Goal: Determine how many lines carry the word "pressure". Output that number only.
● ● ●
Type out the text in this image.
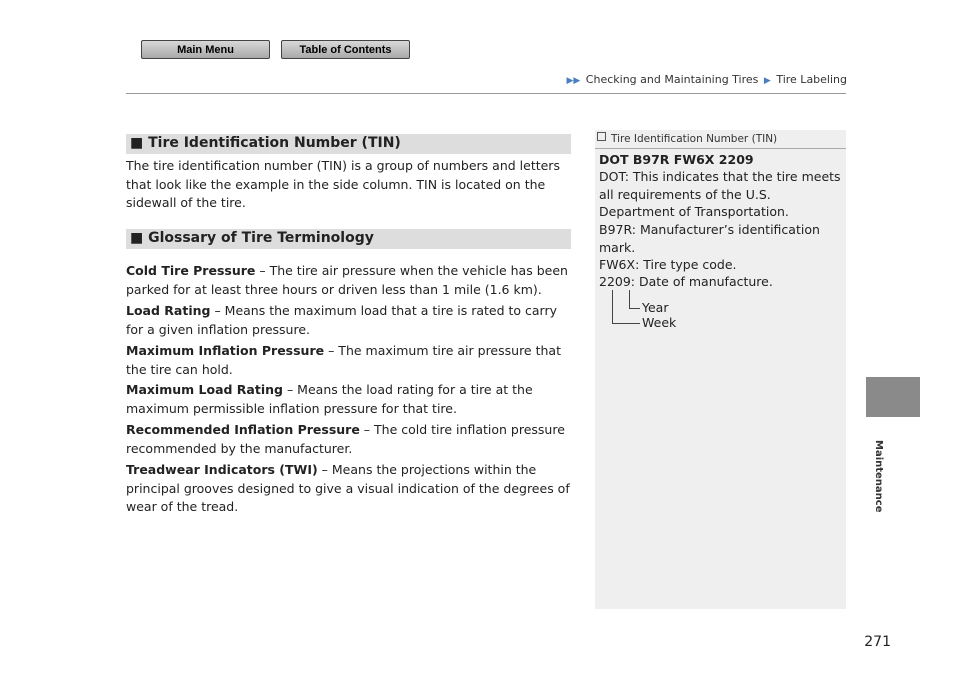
Main Menu	Table of Contents
▶▶ Checking and Maintaining Tires ▶ Tire Labeling
Maintenance
271
■ Tire Identification Number (TIN)
The tire identification number (TIN) is a group of numbers and letters that look like the example in the side column. TIN is located on the sidewall of the tire.
■ Glossary of Tire Terminology
Cold Tire Pressure – The tire air pressure when the vehicle has been parked for at least three hours or driven less than 1 mile (1.6 km).
Load Rating – Means the maximum load that a tire is rated to carry for a given inflation pressure.
Maximum Inflation Pressure – The maximum tire air pressure that the tire can hold.
Maximum Load Rating – Means the load rating for a tire at the maximum permissible inflation pressure for that tire.
Recommended Inflation Pressure – The cold tire inflation pressure recommended by the manufacturer.
Treadwear Indicators (TWI) – Means the projections within the principal grooves designed to give a visual indication of the degrees of wear of the tread.
Tire Identification Number (TIN)
DOT B97R FW6X 2209
DOT: This indicates that the tire meets all requirements of the U.S. Department of Transportation.
B97R: Manufacturer’s identification mark.
FW6X: Tire type code.
2209: Date of manufacture.
Year
Week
● ● ●
Task output: 5